> **Exercise description**: Pick out every line holding the string "artículo" and copy it.

BEGIN Input records

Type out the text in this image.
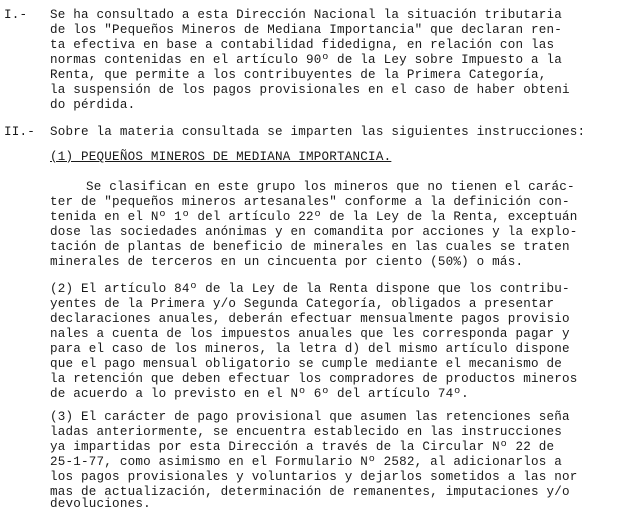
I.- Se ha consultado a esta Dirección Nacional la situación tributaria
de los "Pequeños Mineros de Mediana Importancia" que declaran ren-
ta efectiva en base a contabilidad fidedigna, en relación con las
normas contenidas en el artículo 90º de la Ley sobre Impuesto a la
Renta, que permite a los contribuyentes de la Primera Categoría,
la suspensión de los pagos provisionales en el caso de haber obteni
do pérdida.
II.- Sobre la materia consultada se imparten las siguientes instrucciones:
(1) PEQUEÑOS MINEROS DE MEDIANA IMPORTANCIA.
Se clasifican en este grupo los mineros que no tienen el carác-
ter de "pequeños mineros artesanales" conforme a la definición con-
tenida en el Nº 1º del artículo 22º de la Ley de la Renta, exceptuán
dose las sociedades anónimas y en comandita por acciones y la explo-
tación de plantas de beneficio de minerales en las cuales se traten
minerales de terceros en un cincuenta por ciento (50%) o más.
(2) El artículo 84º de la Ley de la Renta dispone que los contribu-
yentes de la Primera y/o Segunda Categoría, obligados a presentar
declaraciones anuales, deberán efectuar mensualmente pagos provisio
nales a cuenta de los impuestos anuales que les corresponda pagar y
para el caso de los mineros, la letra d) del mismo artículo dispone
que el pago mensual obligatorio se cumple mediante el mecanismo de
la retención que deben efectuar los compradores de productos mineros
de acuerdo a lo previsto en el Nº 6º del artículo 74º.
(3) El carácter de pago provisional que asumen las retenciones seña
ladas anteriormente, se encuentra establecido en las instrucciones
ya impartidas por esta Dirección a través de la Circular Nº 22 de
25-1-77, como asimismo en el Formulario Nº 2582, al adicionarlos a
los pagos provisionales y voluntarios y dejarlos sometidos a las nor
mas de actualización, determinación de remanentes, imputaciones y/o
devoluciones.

END Input records

> **Solved exercise**:
normas contenidas en el artículo 90º de la Ley sobre Impuesto a la
tenida en el Nº 1º del artículo 22º de la Ley de la Renta, exceptuán
(2) El artículo 84º de la Ley de la Renta dispone que los contribu-
para el caso de los mineros, la letra d) del mismo artículo dispone
de acuerdo a lo previsto en el Nº 6º del artículo 74º.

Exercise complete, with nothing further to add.